■ STATED TASK
Reproduce all the entries exactly and keep the pictures out.
[BEGIN MATERIAL FOR THIS EXERCISE]
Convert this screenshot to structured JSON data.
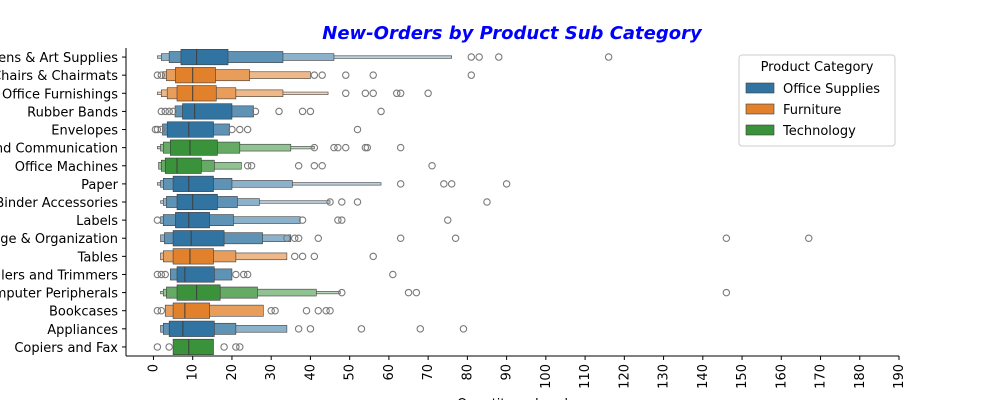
{
  "chart_data": {
    "type": "boxen",
    "title": "New-Orders by Product Sub Category",
    "xlabel": "Quantity ordered",
    "legend_title": "Product Category",
    "legend_loc": "upper right",
    "series": [
      {
        "name": "Office Supplies",
        "color": "#3274a1"
      },
      {
        "name": "Furniture",
        "color": "#e1812c"
      },
      {
        "name": "Technology",
        "color": "#3a923a"
      }
    ],
    "xlim": [
      -7,
      190
    ],
    "xticks": [
      0,
      10,
      20,
      30,
      40,
      50,
      60,
      70,
      80,
      90,
      100,
      110,
      120,
      130,
      140,
      150,
      160,
      170,
      180,
      190
    ],
    "groups": [
      {
        "label": "Pens & Art Supplies",
        "category": "Office Supplies",
        "median": 11,
        "levels": [
          [
            7,
            19
          ],
          [
            4,
            33
          ],
          [
            2,
            46
          ],
          [
            1,
            76
          ]
        ],
        "outliers": [
          81,
          83,
          88,
          116
        ]
      },
      {
        "label": "Chairs & Chairmats",
        "category": "Furniture",
        "median": 10,
        "levels": [
          [
            5.6,
            15.8
          ],
          [
            3.3,
            24.5
          ],
          [
            2.3,
            40
          ]
        ],
        "outliers": [
          1,
          2,
          41,
          43,
          49,
          56,
          81
        ]
      },
      {
        "label": "Office Furnishings",
        "category": "Furniture",
        "median": 10,
        "levels": [
          [
            6,
            16
          ],
          [
            3.5,
            21
          ],
          [
            2,
            33
          ],
          [
            1,
            44.5
          ]
        ],
        "outliers": [
          49,
          54,
          56,
          62,
          63,
          70
        ]
      },
      {
        "label": "Rubber Bands",
        "category": "Office Supplies",
        "median": 10.5,
        "levels": [
          [
            7.4,
            20
          ],
          [
            5.5,
            25.5
          ]
        ],
        "outliers": [
          2,
          3,
          4,
          5,
          26,
          32,
          38,
          40,
          58
        ]
      },
      {
        "label": "Envelopes",
        "category": "Office Supplies",
        "median": 9,
        "levels": [
          [
            3.5,
            15.3
          ],
          [
            2.3,
            19.4
          ]
        ],
        "outliers": [
          0.5,
          1,
          2,
          20,
          22,
          24,
          52
        ]
      },
      {
        "label": "Telephones and Communication",
        "category": "Technology",
        "median": 9.3,
        "levels": [
          [
            4.3,
            16.3
          ],
          [
            2.5,
            22
          ],
          [
            1.8,
            35
          ],
          [
            1,
            41
          ]
        ],
        "outliers": [
          41,
          46,
          47,
          49,
          54,
          54.5,
          63
        ]
      },
      {
        "label": "Office Machines",
        "category": "Technology",
        "median": 6,
        "levels": [
          [
            3,
            12.2
          ],
          [
            2,
            15.5
          ],
          [
            1.3,
            22.4
          ]
        ],
        "outliers": [
          24,
          25,
          37,
          41,
          43,
          71
        ]
      },
      {
        "label": "Paper",
        "category": "Office Supplies",
        "median": 9,
        "levels": [
          [
            5,
            15.3
          ],
          [
            2.5,
            20
          ],
          [
            1.8,
            35.4
          ],
          [
            1,
            58
          ]
        ],
        "outliers": [
          63,
          74,
          76,
          90
        ]
      },
      {
        "label": "Binders and Binder Accessories",
        "category": "Office Supplies",
        "median": 10,
        "levels": [
          [
            6,
            16.3
          ],
          [
            3.3,
            21.4
          ],
          [
            2.5,
            27
          ],
          [
            1.8,
            45
          ]
        ],
        "outliers": [
          45,
          48,
          52,
          85
        ]
      },
      {
        "label": "Labels",
        "category": "Office Supplies",
        "median": 9,
        "levels": [
          [
            5.6,
            14.3
          ],
          [
            2.5,
            20.4
          ],
          [
            1.8,
            37.4
          ]
        ],
        "outliers": [
          1,
          38,
          47,
          48,
          75
        ]
      },
      {
        "label": "Storage & Organization",
        "category": "Office Supplies",
        "median": 9.6,
        "levels": [
          [
            5,
            18
          ],
          [
            2.8,
            27.8
          ],
          [
            1.8,
            35
          ]
        ],
        "outliers": [
          34,
          36,
          37,
          42,
          63,
          77,
          146,
          167
        ]
      },
      {
        "label": "Tables",
        "category": "Furniture",
        "median": 9.3,
        "levels": [
          [
            5,
            15.3
          ],
          [
            2.5,
            21
          ],
          [
            1.8,
            34
          ]
        ],
        "outliers": [
          36,
          38,
          41,
          56
        ]
      },
      {
        "label": "Scissors, Rulers and Trimmers",
        "category": "Office Supplies",
        "median": 8,
        "levels": [
          [
            6,
            15.5
          ],
          [
            4.3,
            20
          ]
        ],
        "outliers": [
          1,
          2,
          3,
          21,
          23,
          24,
          61
        ]
      },
      {
        "label": "Computer Peripherals",
        "category": "Technology",
        "median": 11,
        "levels": [
          [
            6,
            17
          ],
          [
            3.3,
            26.5
          ],
          [
            2.5,
            41.5
          ],
          [
            1.8,
            47.6
          ]
        ],
        "outliers": [
          48,
          65,
          67,
          146
        ]
      },
      {
        "label": "Bookcases",
        "category": "Furniture",
        "median": 8,
        "levels": [
          [
            5,
            14.3
          ],
          [
            3,
            28
          ]
        ],
        "outliers": [
          1,
          2,
          30,
          31,
          39,
          42,
          44,
          45
        ]
      },
      {
        "label": "Appliances",
        "category": "Office Supplies",
        "median": 7.5,
        "levels": [
          [
            4,
            15.5
          ],
          [
            2.5,
            21
          ],
          [
            1.8,
            34
          ]
        ],
        "outliers": [
          37,
          40,
          53,
          68,
          79
        ]
      },
      {
        "label": "Copiers and Fax",
        "category": "Technology",
        "median": 9,
        "levels": [
          [
            5,
            15.3
          ]
        ],
        "outliers": [
          1,
          4,
          18,
          21,
          22
        ]
      }
    ]
  }
}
[END MATERIAL FOR THIS EXERCISE]
■ SOLUTION TO THIS PROBLEM
Convert this screenshot to structured JSON data.
{
  "chart_data": {
    "type": "boxen",
    "title": "New-Orders by Product Sub Category",
    "xlabel": "Quantity ordered",
    "legend_title": "Product Category",
    "legend_loc": "upper right",
    "series": [
      {
        "name": "Office Supplies",
        "color": "#3274a1"
      },
      {
        "name": "Furniture",
        "color": "#e1812c"
      },
      {
        "name": "Technology",
        "color": "#3a923a"
      }
    ],
    "xlim": [
      -7,
      190
    ],
    "xticks": [
      0,
      10,
      20,
      30,
      40,
      50,
      60,
      70,
      80,
      90,
      100,
      110,
      120,
      130,
      140,
      150,
      160,
      170,
      180,
      190
    ],
    "groups": [
      {
        "label": "Pens & Art Supplies",
        "category": "Office Supplies",
        "median": 11,
        "levels": [
          [
            7,
            19
          ],
          [
            4,
            33
          ],
          [
            2,
            46
          ],
          [
            1,
            76
          ]
        ],
        "outliers": [
          81,
          83,
          88,
          116
        ]
      },
      {
        "label": "Chairs & Chairmats",
        "category": "Furniture",
        "median": 10,
        "levels": [
          [
            5.6,
            15.8
          ],
          [
            3.3,
            24.5
          ],
          [
            2.3,
            40
          ]
        ],
        "outliers": [
          1,
          2,
          41,
          43,
          49,
          56,
          81
        ]
      },
      {
        "label": "Office Furnishings",
        "category": "Furniture",
        "median": 10,
        "levels": [
          [
            6,
            16
          ],
          [
            3.5,
            21
          ],
          [
            2,
            33
          ],
          [
            1,
            44.5
          ]
        ],
        "outliers": [
          49,
          54,
          56,
          62,
          63,
          70
        ]
      },
      {
        "label": "Rubber Bands",
        "category": "Office Supplies",
        "median": 10.5,
        "levels": [
          [
            7.4,
            20
          ],
          [
            5.5,
            25.5
          ]
        ],
        "outliers": [
          2,
          3,
          4,
          5,
          26,
          32,
          38,
          40,
          58
        ]
      },
      {
        "label": "Envelopes",
        "category": "Office Supplies",
        "median": 9,
        "levels": [
          [
            3.5,
            15.3
          ],
          [
            2.3,
            19.4
          ]
        ],
        "outliers": [
          0.5,
          1,
          2,
          20,
          22,
          24,
          52
        ]
      },
      {
        "label": "Telephones and Communication",
        "category": "Technology",
        "median": 9.3,
        "levels": [
          [
            4.3,
            16.3
          ],
          [
            2.5,
            22
          ],
          [
            1.8,
            35
          ],
          [
            1,
            41
          ]
        ],
        "outliers": [
          41,
          46,
          47,
          49,
          54,
          54.5,
          63
        ]
      },
      {
        "label": "Office Machines",
        "category": "Technology",
        "median": 6,
        "levels": [
          [
            3,
            12.2
          ],
          [
            2,
            15.5
          ],
          [
            1.3,
            22.4
          ]
        ],
        "outliers": [
          24,
          25,
          37,
          41,
          43,
          71
        ]
      },
      {
        "label": "Paper",
        "category": "Office Supplies",
        "median": 9,
        "levels": [
          [
            5,
            15.3
          ],
          [
            2.5,
            20
          ],
          [
            1.8,
            35.4
          ],
          [
            1,
            58
          ]
        ],
        "outliers": [
          63,
          74,
          76,
          90
        ]
      },
      {
        "label": "Binders and Binder Accessories",
        "category": "Office Supplies",
        "median": 10,
        "levels": [
          [
            6,
            16.3
          ],
          [
            3.3,
            21.4
          ],
          [
            2.5,
            27
          ],
          [
            1.8,
            45
          ]
        ],
        "outliers": [
          45,
          48,
          52,
          85
        ]
      },
      {
        "label": "Labels",
        "category": "Office Supplies",
        "median": 9,
        "levels": [
          [
            5.6,
            14.3
          ],
          [
            2.5,
            20.4
          ],
          [
            1.8,
            37.4
          ]
        ],
        "outliers": [
          1,
          38,
          47,
          48,
          75
        ]
      },
      {
        "label": "Storage & Organization",
        "category": "Office Supplies",
        "median": 9.6,
        "levels": [
          [
            5,
            18
          ],
          [
            2.8,
            27.8
          ],
          [
            1.8,
            35
          ]
        ],
        "outliers": [
          34,
          36,
          37,
          42,
          63,
          77,
          146,
          167
        ]
      },
      {
        "label": "Tables",
        "category": "Furniture",
        "median": 9.3,
        "levels": [
          [
            5,
            15.3
          ],
          [
            2.5,
            21
          ],
          [
            1.8,
            34
          ]
        ],
        "outliers": [
          36,
          38,
          41,
          56
        ]
      },
      {
        "label": "Scissors, Rulers and Trimmers",
        "category": "Office Supplies",
        "median": 8,
        "levels": [
          [
            6,
            15.5
          ],
          [
            4.3,
            20
          ]
        ],
        "outliers": [
          1,
          2,
          3,
          21,
          23,
          24,
          61
        ]
      },
      {
        "label": "Computer Peripherals",
        "category": "Technology",
        "median": 11,
        "levels": [
          [
            6,
            17
          ],
          [
            3.3,
            26.5
          ],
          [
            2.5,
            41.5
          ],
          [
            1.8,
            47.6
          ]
        ],
        "outliers": [
          48,
          65,
          67,
          146
        ]
      },
      {
        "label": "Bookcases",
        "category": "Furniture",
        "median": 8,
        "levels": [
          [
            5,
            14.3
          ],
          [
            3,
            28
          ]
        ],
        "outliers": [
          1,
          2,
          30,
          31,
          39,
          42,
          44,
          45
        ]
      },
      {
        "label": "Appliances",
        "category": "Office Supplies",
        "median": 7.5,
        "levels": [
          [
            4,
            15.5
          ],
          [
            2.5,
            21
          ],
          [
            1.8,
            34
          ]
        ],
        "outliers": [
          37,
          40,
          53,
          68,
          79
        ]
      },
      {
        "label": "Copiers and Fax",
        "category": "Technology",
        "median": 9,
        "levels": [
          [
            5,
            15.3
          ]
        ],
        "outliers": [
          1,
          4,
          18,
          21,
          22
        ]
      }
    ]
  }
}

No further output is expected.